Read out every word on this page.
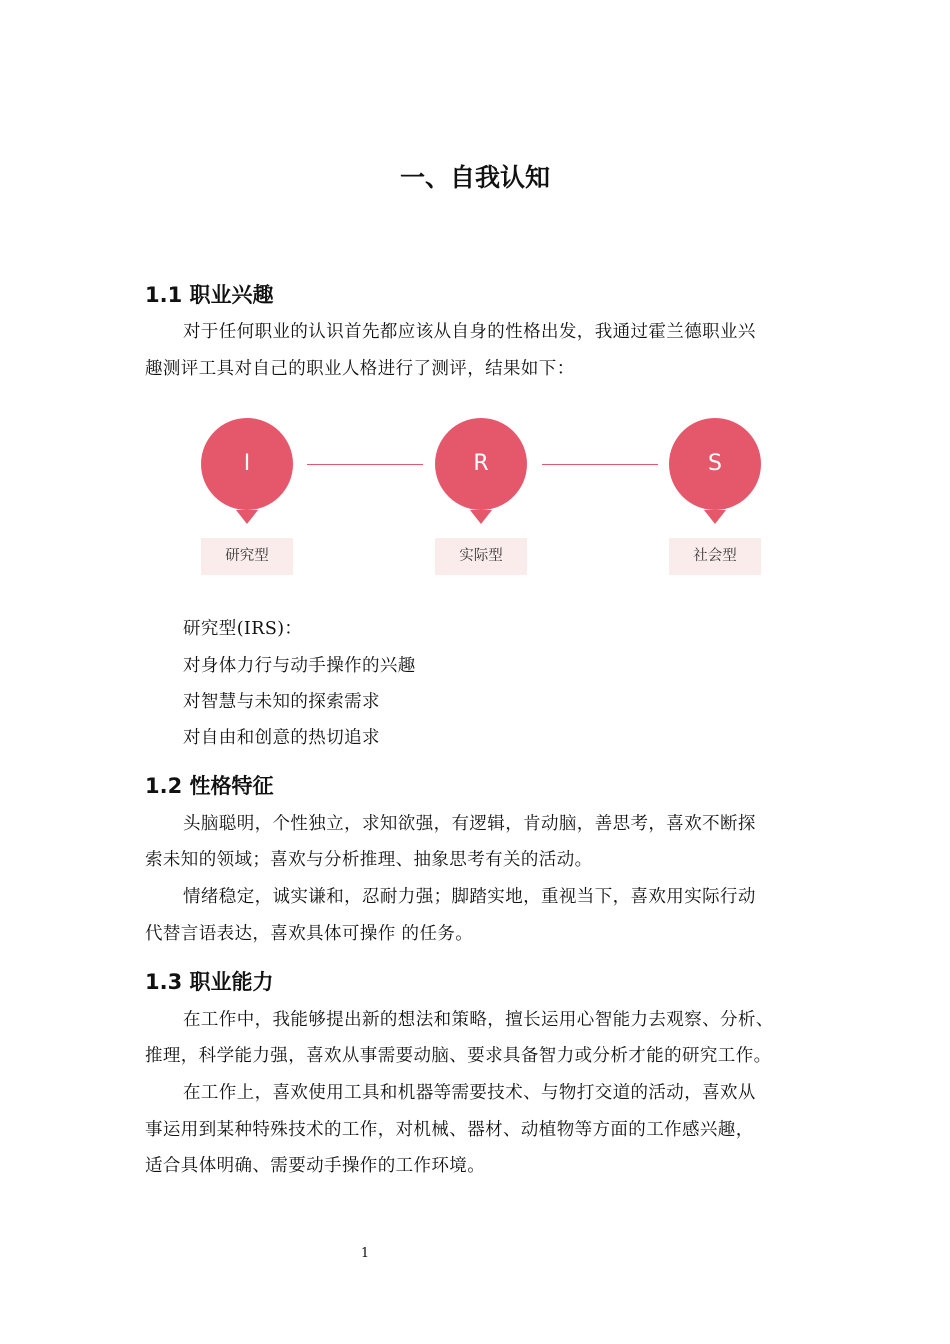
一、自我认知
1.1 职业兴趣
对于任何职业的认识首先都应该从自身的性格出发，我通过霍兰德职业兴
趣测评工具对自己的职业人格进行了测评，结果如下：
I
研究型
R
实际型
S
社会型
研究型(IRS)：
对身体力行与动手操作的兴趣
对智慧与未知的探索需求
对自由和创意的热切追求
1.2 性格特征
头脑聪明，个性独立，求知欲强，有逻辑，肯动脑，善思考，喜欢不断探
索未知的领域；喜欢与分析推理、抽象思考有关的活动。
情绪稳定，诚实谦和，忍耐力强；脚踏实地，重视当下，喜欢用实际行动
代替言语表达，喜欢具体可操作 的任务。
1.3 职业能力
在工作中，我能够提出新的想法和策略，擅长运用心智能力去观察、分析、
推理，科学能力强，喜欢从事需要动脑、要求具备智力或分析才能的研究工作。
在工作上，喜欢使用工具和机器等需要技术、与物打交道的活动，喜欢从
事运用到某种特殊技术的工作，对机械、器材、动植物等方面的工作感兴趣，
适合具体明确、需要动手操作的工作环境。
1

▬▬▬

- **Aim**
Each entry above should be reproduced exactly, with the pictures removed.

- **Full solution**
Read out every word on this page.
一、自我认知
1.1 职业兴趣
对于任何职业的认识首先都应该从自身的性格出发，我通过霍兰德职业兴
趣测评工具对自己的职业人格进行了测评，结果如下：
I
研究型
R
实际型
S
社会型
研究型(IRS)：
对身体力行与动手操作的兴趣
对智慧与未知的探索需求
对自由和创意的热切追求
1.2 性格特征
头脑聪明，个性独立，求知欲强，有逻辑，肯动脑，善思考，喜欢不断探
索未知的领域；喜欢与分析推理、抽象思考有关的活动。
情绪稳定，诚实谦和，忍耐力强；脚踏实地，重视当下，喜欢用实际行动
代替言语表达，喜欢具体可操作 的任务。
1.3 职业能力
在工作中，我能够提出新的想法和策略，擅长运用心智能力去观察、分析、
推理，科学能力强，喜欢从事需要动脑、要求具备智力或分析才能的研究工作。
在工作上，喜欢使用工具和机器等需要技术、与物打交道的活动，喜欢从
事运用到某种特殊技术的工作，对机械、器材、动植物等方面的工作感兴趣，
适合具体明确、需要动手操作的工作环境。
1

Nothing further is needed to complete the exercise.